SET TASK> Check each line of the records below and collect those that include the word "color".

RECORDS TO USE>
## BEGIN

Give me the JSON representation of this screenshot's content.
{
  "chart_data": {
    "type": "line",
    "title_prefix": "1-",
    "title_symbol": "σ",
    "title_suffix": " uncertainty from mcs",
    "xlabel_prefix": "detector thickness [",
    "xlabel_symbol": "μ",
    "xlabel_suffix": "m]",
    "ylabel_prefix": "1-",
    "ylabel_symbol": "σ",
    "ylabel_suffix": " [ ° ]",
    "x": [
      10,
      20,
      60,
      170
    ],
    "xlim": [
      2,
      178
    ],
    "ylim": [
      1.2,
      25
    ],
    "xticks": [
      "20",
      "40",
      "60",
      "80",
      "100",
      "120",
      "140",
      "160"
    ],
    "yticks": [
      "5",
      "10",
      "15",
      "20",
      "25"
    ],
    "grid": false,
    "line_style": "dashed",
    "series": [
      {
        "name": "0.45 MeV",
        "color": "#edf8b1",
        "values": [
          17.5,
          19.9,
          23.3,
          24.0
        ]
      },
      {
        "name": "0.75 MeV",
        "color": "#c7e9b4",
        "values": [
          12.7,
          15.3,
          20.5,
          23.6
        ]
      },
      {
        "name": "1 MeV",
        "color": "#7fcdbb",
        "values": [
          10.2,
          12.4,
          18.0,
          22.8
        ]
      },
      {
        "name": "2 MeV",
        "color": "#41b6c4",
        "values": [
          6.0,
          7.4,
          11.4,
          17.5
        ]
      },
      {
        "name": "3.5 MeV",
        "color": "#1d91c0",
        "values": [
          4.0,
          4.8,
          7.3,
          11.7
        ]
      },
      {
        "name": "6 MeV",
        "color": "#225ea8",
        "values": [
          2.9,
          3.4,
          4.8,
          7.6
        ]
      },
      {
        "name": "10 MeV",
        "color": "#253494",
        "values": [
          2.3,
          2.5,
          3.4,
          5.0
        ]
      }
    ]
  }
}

## END

ANSWER TO THE EXERCISE>
        "color": "#edf8b1",
        "color": "#c7e9b4",
        "color": "#7fcdbb",
        "color": "#41b6c4",
        "color": "#1d91c0",
        "color": "#225ea8",
        "color": "#253494",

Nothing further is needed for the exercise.